### Directive:
Pictures do not belong in the copy, so please give every entry below again exactly.

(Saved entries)
☆ ☆ ☆ ☆ ☆ ☆ ☆
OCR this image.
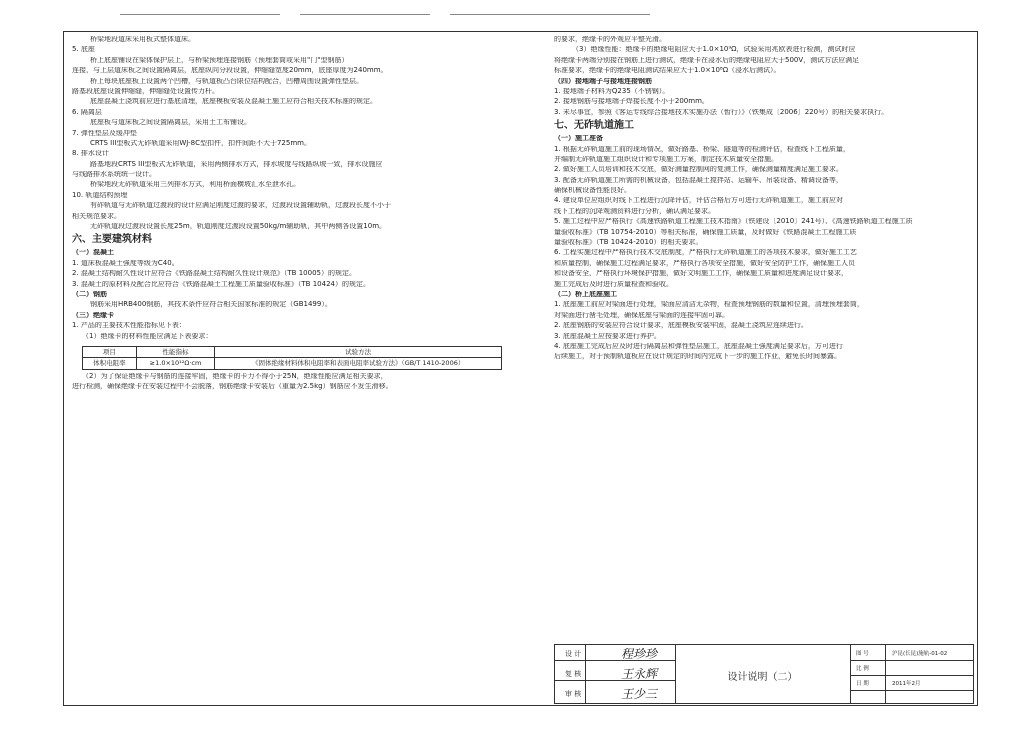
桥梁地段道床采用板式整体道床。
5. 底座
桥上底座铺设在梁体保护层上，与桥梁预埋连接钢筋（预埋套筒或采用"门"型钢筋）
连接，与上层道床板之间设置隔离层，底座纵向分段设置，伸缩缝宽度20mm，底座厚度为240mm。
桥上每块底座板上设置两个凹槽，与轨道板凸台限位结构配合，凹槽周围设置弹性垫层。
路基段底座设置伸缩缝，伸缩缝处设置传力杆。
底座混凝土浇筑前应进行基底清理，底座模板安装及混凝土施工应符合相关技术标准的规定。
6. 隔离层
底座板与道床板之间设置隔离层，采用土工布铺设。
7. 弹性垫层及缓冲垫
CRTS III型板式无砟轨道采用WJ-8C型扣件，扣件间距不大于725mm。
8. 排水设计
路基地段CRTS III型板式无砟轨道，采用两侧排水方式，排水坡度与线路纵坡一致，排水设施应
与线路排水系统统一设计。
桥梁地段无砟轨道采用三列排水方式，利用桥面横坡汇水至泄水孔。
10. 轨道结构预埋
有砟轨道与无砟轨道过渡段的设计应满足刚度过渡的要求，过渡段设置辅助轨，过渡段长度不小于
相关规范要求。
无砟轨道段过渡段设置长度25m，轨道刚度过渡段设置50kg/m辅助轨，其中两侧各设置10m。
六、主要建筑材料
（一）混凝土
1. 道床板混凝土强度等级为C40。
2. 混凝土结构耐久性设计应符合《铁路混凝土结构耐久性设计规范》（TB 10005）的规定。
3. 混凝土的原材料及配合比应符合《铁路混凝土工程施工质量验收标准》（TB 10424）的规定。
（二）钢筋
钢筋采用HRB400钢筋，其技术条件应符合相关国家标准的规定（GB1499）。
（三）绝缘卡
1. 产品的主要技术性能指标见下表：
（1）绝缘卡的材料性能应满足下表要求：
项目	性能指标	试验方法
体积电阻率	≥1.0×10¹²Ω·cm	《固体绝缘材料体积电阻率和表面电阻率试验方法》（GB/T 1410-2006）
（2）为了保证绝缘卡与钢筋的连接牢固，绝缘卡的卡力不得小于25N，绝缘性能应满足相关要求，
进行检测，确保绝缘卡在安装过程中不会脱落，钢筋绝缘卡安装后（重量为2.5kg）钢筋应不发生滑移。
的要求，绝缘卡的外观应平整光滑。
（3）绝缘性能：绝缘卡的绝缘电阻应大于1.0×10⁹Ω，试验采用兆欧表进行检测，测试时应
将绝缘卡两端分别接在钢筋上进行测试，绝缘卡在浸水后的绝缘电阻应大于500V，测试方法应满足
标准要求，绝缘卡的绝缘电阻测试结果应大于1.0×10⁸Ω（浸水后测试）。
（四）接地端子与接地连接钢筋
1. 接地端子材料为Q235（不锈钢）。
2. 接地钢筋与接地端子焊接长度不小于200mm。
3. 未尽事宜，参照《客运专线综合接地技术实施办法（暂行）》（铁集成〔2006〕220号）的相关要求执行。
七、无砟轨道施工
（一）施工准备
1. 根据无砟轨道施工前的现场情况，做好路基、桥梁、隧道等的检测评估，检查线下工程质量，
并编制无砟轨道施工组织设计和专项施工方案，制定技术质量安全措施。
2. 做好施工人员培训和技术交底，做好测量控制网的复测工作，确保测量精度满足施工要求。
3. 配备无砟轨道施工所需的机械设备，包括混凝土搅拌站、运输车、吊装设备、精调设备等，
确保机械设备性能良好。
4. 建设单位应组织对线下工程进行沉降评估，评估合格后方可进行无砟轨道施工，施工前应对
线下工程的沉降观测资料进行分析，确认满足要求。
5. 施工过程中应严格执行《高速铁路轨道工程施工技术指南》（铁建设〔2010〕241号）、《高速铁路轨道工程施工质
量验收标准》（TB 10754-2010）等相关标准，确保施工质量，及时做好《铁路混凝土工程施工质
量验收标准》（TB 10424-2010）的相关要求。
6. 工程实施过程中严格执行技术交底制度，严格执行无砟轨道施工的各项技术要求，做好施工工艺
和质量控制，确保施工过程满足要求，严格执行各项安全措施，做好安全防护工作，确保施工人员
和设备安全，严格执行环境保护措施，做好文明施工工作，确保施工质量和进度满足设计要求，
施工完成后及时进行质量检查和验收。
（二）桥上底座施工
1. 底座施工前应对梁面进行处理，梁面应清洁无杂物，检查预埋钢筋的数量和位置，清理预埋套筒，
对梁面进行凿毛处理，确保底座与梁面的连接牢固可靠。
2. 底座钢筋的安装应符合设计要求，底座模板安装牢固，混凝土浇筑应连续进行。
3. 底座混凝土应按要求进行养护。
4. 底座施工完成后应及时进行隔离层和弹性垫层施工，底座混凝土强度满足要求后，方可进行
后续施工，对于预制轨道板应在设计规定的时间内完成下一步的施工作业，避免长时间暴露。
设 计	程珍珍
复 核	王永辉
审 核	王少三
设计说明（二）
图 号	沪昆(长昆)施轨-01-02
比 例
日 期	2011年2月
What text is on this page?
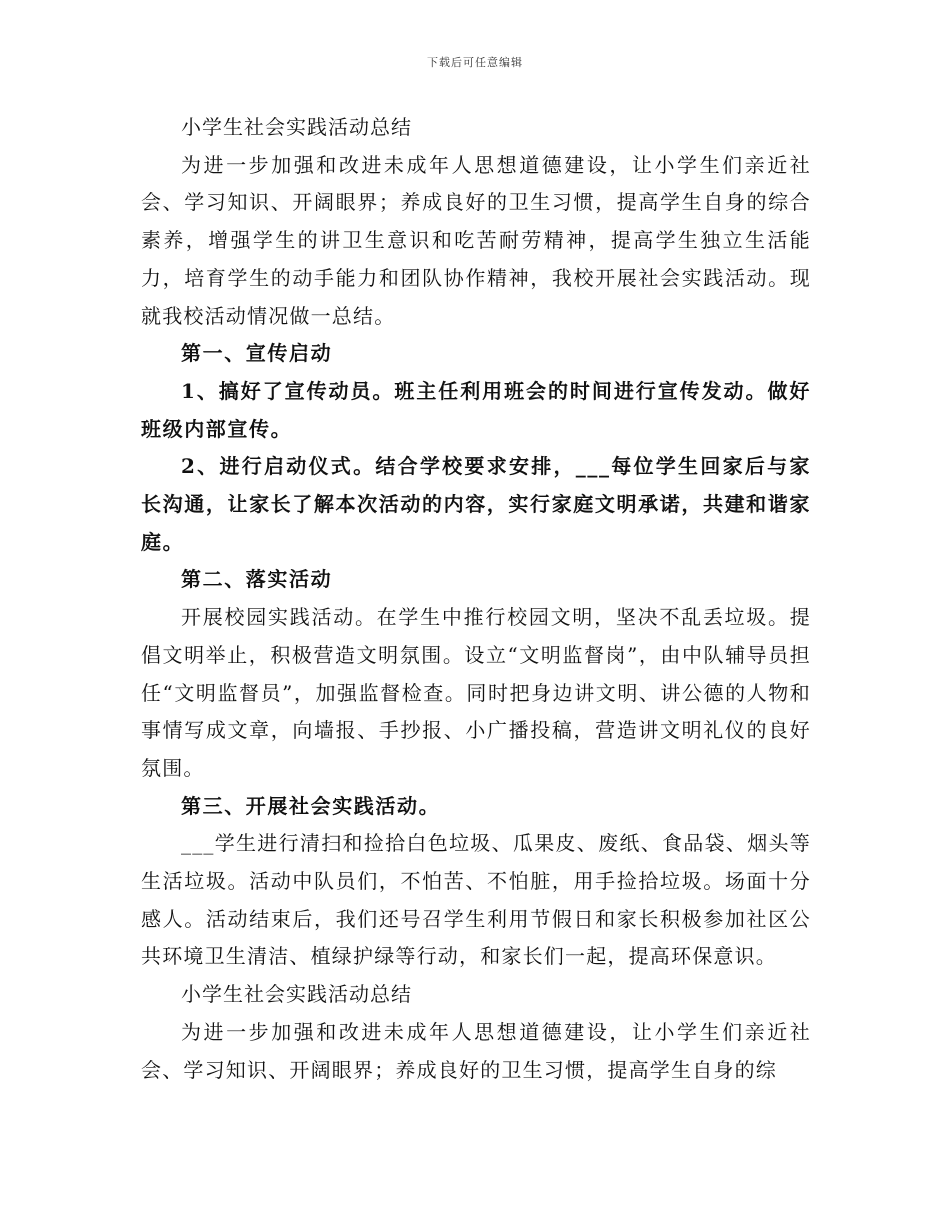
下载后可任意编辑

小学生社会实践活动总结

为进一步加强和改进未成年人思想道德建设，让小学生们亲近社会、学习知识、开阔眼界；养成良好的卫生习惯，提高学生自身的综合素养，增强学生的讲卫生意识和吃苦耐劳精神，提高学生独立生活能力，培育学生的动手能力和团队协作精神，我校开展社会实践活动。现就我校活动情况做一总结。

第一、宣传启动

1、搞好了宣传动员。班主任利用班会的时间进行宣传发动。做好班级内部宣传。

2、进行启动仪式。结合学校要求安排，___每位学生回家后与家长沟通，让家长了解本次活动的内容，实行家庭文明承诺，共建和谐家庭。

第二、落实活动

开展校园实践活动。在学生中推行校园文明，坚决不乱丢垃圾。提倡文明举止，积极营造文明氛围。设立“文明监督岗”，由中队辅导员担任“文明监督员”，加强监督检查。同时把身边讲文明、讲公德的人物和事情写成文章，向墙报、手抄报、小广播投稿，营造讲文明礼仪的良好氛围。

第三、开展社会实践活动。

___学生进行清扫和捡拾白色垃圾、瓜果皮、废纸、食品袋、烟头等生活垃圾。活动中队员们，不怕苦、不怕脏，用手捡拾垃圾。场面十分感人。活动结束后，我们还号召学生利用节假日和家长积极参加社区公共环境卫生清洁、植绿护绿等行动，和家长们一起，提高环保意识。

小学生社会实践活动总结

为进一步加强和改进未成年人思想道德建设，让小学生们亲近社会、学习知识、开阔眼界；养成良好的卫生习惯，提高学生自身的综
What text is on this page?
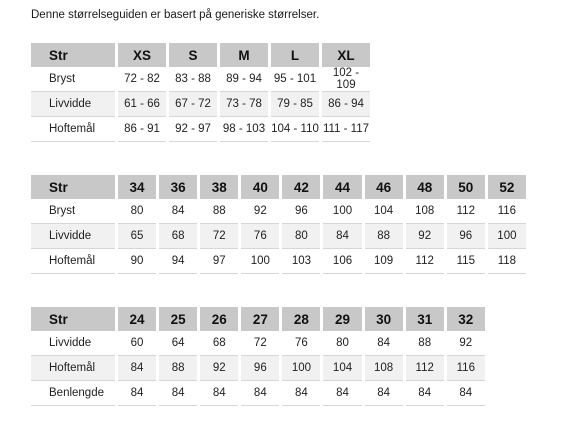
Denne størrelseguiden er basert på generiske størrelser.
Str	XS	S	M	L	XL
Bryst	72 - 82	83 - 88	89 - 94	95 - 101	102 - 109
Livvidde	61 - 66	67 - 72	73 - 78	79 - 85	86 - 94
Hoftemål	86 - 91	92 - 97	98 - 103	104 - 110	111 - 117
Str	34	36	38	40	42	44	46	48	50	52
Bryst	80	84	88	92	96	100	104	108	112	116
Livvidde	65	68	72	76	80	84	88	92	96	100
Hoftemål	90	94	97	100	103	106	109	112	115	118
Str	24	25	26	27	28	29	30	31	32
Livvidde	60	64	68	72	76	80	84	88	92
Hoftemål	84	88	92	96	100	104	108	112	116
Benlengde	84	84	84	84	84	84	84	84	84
☆ ☆ ☆ ☆ ☆ ☆ ☆
### Response to the exercise:
OCR this image.
桥梁地段道床采用板式整体道床。
5. 底座
桥上底座铺设在梁体保护层上，与桥梁预埋连接钢筋（预埋套筒或采用"门"型钢筋）
连接，与上层道床板之间设置隔离层，底座纵向分段设置，伸缩缝宽度20mm，底座厚度为240mm。
桥上每块底座板上设置两个凹槽，与轨道板凸台限位结构配合，凹槽周围设置弹性垫层。
路基段底座设置伸缩缝，伸缩缝处设置传力杆。
底座混凝土浇筑前应进行基底清理，底座模板安装及混凝土施工应符合相关技术标准的规定。
6. 隔离层
底座板与道床板之间设置隔离层，采用土工布铺设。
7. 弹性垫层及缓冲垫
CRTS III型板式无砟轨道采用WJ-8C型扣件，扣件间距不大于725mm。
8. 排水设计
路基地段CRTS III型板式无砟轨道，采用两侧排水方式，排水坡度与线路纵坡一致，排水设施应
与线路排水系统统一设计。
桥梁地段无砟轨道采用三列排水方式，利用桥面横坡汇水至泄水孔。
10. 轨道结构预埋
有砟轨道与无砟轨道过渡段的设计应满足刚度过渡的要求，过渡段设置辅助轨，过渡段长度不小于
相关规范要求。
无砟轨道段过渡段设置长度25m，轨道刚度过渡段设置50kg/m辅助轨，其中两侧各设置10m。
六、主要建筑材料
（一）混凝土
1. 道床板混凝土强度等级为C40。
2. 混凝土结构耐久性设计应符合《铁路混凝土结构耐久性设计规范》（TB 10005）的规定。
3. 混凝土的原材料及配合比应符合《铁路混凝土工程施工质量验收标准》（TB 10424）的规定。
（二）钢筋
钢筋采用HRB400钢筋，其技术条件应符合相关国家标准的规定（GB1499）。
（三）绝缘卡
1. 产品的主要技术性能指标见下表：
（1）绝缘卡的材料性能应满足下表要求：
项目	性能指标	试验方法
体积电阻率	≥1.0×10¹²Ω·cm	《固体绝缘材料体积电阻率和表面电阻率试验方法》（GB/T 1410-2006）
（2）为了保证绝缘卡与钢筋的连接牢固，绝缘卡的卡力不得小于25N，绝缘性能应满足相关要求，
进行检测，确保绝缘卡在安装过程中不会脱落，钢筋绝缘卡安装后（重量为2.5kg）钢筋应不发生滑移。
的要求，绝缘卡的外观应平整光滑。
（3）绝缘性能：绝缘卡的绝缘电阻应大于1.0×10⁹Ω，试验采用兆欧表进行检测，测试时应
将绝缘卡两端分别接在钢筋上进行测试，绝缘卡在浸水后的绝缘电阻应大于500V，测试方法应满足
标准要求，绝缘卡的绝缘电阻测试结果应大于1.0×10⁸Ω（浸水后测试）。
（四）接地端子与接地连接钢筋
1. 接地端子材料为Q235（不锈钢）。
2. 接地钢筋与接地端子焊接长度不小于200mm。
3. 未尽事宜，参照《客运专线综合接地技术实施办法（暂行）》（铁集成〔2006〕220号）的相关要求执行。
七、无砟轨道施工
（一）施工准备
1. 根据无砟轨道施工前的现场情况，做好路基、桥梁、隧道等的检测评估，检查线下工程质量，
并编制无砟轨道施工组织设计和专项施工方案，制定技术质量安全措施。
2. 做好施工人员培训和技术交底，做好测量控制网的复测工作，确保测量精度满足施工要求。
3. 配备无砟轨道施工所需的机械设备，包括混凝土搅拌站、运输车、吊装设备、精调设备等，
确保机械设备性能良好。
4. 建设单位应组织对线下工程进行沉降评估，评估合格后方可进行无砟轨道施工，施工前应对
线下工程的沉降观测资料进行分析，确认满足要求。
5. 施工过程中应严格执行《高速铁路轨道工程施工技术指南》（铁建设〔2010〕241号）、《高速铁路轨道工程施工质
量验收标准》（TB 10754-2010）等相关标准，确保施工质量，及时做好《铁路混凝土工程施工质
量验收标准》（TB 10424-2010）的相关要求。
6. 工程实施过程中严格执行技术交底制度，严格执行无砟轨道施工的各项技术要求，做好施工工艺
和质量控制，确保施工过程满足要求，严格执行各项安全措施，做好安全防护工作，确保施工人员
和设备安全，严格执行环境保护措施，做好文明施工工作，确保施工质量和进度满足设计要求，
施工完成后及时进行质量检查和验收。
（二）桥上底座施工
1. 底座施工前应对梁面进行处理，梁面应清洁无杂物，检查预埋钢筋的数量和位置，清理预埋套筒，
对梁面进行凿毛处理，确保底座与梁面的连接牢固可靠。
2. 底座钢筋的安装应符合设计要求，底座模板安装牢固，混凝土浇筑应连续进行。
3. 底座混凝土应按要求进行养护。
4. 底座施工完成后应及时进行隔离层和弹性垫层施工，底座混凝土强度满足要求后，方可进行
后续施工，对于预制轨道板应在设计规定的时间内完成下一步的施工作业，避免长时间暴露。
设 计	程珍珍
复 核	王永辉
审 核	王少三
设计说明（二）
图 号	沪昆(长昆)施轨-01-02
比 例
日 期	2011年2月
What text is on this page?
下载后可任意编辑

小学生社会实践活动总结

为进一步加强和改进未成年人思想道德建设，让小学生们亲近社会、学习知识、开阔眼界；养成良好的卫生习惯，提高学生自身的综合素养，增强学生的讲卫生意识和吃苦耐劳精神，提高学生独立生活能力，培育学生的动手能力和团队协作精神，我校开展社会实践活动。现就我校活动情况做一总结。

第一、宣传启动

1、搞好了宣传动员。班主任利用班会的时间进行宣传发动。做好班级内部宣传。

2、进行启动仪式。结合学校要求安排，___每位学生回家后与家长沟通，让家长了解本次活动的内容，实行家庭文明承诺，共建和谐家庭。

第二、落实活动

开展校园实践活动。在学生中推行校园文明，坚决不乱丢垃圾。提倡文明举止，积极营造文明氛围。设立“文明监督岗”，由中队辅导员担任“文明监督员”，加强监督检查。同时把身边讲文明、讲公德的人物和事情写成文章，向墙报、手抄报、小广播投稿，营造讲文明礼仪的良好氛围。

第三、开展社会实践活动。

___学生进行清扫和捡拾白色垃圾、瓜果皮、废纸、食品袋、烟头等生活垃圾。活动中队员们，不怕苦、不怕脏，用手捡拾垃圾。场面十分感人。活动结束后，我们还号召学生利用节假日和家长积极参加社区公共环境卫生清洁、植绿护绿等行动，和家长们一起，提高环保意识。

小学生社会实践活动总结

为进一步加强和改进未成年人思想道德建设，让小学生们亲近社会、学习知识、开阔眼界；养成良好的卫生习惯，提高学生自身的综
What text is on this page?
Denne størrelseguiden er basert på generiske størrelser.
Str	XS	S	M	L	XL
Bryst	72 - 82	83 - 88	89 - 94	95 - 101	102 - 109
Livvidde	61 - 66	67 - 72	73 - 78	79 - 85	86 - 94
Hoftemål	86 - 91	92 - 97	98 - 103	104 - 110	111 - 117
Str	34	36	38	40	42	44	46	48	50	52
Bryst	80	84	88	92	96	100	104	108	112	116
Livvidde	65	68	72	76	80	84	88	92	96	100
Hoftemål	90	94	97	100	103	106	109	112	115	118
Str	24	25	26	27	28	29	30	31	32
Livvidde	60	64	68	72	76	80	84	88	92
Hoftemål	84	88	92	96	100	104	108	112	116
Benlengde	84	84	84	84	84	84	84	84	84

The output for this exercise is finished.